*Instructions for the task*
Go through the material and pull out every line with the string "door" in it.
__________________________________________________
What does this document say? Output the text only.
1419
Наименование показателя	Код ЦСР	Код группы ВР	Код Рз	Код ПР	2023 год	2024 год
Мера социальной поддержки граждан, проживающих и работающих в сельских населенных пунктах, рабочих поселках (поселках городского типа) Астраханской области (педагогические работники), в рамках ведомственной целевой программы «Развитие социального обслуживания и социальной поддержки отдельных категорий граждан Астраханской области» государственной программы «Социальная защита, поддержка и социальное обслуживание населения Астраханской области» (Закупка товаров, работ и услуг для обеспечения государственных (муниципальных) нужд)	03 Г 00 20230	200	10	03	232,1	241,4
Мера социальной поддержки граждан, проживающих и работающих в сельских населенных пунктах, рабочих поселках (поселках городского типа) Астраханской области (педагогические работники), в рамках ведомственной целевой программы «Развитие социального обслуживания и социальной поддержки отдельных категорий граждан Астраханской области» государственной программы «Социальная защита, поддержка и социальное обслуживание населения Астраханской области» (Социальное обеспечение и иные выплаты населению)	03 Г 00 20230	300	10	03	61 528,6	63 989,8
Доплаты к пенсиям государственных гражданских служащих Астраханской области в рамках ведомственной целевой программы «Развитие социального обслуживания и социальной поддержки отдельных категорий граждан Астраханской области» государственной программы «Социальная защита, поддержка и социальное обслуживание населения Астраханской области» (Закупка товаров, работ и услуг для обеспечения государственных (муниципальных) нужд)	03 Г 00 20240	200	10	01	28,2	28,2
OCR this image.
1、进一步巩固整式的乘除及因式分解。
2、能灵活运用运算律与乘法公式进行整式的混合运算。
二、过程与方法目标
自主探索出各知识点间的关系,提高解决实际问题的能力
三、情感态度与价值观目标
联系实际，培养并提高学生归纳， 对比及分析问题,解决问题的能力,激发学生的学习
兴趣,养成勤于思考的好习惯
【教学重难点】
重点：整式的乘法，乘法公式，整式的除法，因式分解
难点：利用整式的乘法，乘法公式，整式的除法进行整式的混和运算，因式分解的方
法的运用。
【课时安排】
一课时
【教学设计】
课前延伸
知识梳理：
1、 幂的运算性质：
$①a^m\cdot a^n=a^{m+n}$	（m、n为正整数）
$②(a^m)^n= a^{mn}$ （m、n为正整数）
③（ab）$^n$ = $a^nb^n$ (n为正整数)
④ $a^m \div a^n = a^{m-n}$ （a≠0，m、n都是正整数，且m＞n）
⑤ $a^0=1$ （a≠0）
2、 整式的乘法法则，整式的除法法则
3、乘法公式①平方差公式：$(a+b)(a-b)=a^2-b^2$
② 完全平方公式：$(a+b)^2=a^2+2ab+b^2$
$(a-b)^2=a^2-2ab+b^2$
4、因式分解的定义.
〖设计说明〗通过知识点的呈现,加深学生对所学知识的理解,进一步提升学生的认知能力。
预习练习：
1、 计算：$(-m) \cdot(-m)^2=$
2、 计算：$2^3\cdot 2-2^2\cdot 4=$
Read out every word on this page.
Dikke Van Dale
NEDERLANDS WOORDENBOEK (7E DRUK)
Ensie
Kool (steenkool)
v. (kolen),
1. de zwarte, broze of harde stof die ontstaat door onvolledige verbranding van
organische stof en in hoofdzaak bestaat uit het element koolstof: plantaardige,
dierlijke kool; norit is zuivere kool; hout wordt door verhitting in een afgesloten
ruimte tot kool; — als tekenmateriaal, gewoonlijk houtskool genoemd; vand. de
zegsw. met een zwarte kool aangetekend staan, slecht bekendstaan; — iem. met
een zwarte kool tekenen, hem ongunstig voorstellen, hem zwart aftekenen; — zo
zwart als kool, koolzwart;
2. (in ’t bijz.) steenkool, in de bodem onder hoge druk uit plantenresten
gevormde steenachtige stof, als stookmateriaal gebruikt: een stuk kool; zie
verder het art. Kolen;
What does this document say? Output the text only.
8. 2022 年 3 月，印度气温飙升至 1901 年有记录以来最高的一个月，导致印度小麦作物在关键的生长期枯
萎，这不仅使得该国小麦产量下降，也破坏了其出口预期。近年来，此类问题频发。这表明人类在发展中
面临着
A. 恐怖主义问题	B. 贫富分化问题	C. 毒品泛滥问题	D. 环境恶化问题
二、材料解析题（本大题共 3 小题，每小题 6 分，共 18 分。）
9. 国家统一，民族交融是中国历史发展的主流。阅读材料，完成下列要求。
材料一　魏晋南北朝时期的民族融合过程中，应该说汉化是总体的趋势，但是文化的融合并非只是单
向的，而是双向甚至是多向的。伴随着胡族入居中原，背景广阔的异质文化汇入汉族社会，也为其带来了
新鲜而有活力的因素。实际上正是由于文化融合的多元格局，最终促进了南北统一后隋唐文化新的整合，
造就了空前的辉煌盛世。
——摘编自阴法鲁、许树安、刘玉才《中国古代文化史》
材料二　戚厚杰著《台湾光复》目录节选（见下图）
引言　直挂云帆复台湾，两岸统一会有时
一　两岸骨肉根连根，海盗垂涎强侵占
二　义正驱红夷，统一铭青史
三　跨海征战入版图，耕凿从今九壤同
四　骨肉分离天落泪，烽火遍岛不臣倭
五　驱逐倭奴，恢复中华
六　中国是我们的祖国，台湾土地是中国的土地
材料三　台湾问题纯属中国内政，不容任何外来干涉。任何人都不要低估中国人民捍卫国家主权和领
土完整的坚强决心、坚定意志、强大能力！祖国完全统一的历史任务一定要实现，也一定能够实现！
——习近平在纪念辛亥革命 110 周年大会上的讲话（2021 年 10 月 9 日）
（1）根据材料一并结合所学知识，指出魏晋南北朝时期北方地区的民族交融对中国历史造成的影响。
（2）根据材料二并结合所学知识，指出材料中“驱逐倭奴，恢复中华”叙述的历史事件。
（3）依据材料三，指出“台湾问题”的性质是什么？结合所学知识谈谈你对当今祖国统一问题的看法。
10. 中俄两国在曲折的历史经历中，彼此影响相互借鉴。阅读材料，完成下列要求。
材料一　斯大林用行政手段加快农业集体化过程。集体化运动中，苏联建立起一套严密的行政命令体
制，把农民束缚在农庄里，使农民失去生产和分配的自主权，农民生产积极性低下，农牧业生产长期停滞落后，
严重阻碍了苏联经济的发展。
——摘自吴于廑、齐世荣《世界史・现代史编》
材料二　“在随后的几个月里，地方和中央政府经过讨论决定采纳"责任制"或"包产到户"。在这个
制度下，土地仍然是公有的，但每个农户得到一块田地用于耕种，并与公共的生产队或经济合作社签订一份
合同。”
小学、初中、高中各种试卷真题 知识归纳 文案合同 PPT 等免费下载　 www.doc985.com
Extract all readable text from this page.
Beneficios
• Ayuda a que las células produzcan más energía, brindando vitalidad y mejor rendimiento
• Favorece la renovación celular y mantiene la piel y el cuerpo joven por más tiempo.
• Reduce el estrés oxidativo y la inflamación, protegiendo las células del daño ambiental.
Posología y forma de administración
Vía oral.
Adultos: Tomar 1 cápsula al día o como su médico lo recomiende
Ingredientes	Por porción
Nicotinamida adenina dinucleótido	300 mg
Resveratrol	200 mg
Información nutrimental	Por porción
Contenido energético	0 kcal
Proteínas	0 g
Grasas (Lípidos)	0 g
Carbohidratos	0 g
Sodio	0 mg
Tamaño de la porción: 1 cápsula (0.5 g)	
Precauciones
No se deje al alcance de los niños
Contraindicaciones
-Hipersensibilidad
__________________________________________________
*Solution for this task*
1. de zwarte, broze of harde stof die ontstaat door onvolledige verbranding van
dierlijke kool; norit is zuivere kool; hout wordt door verhitting in een afgesloten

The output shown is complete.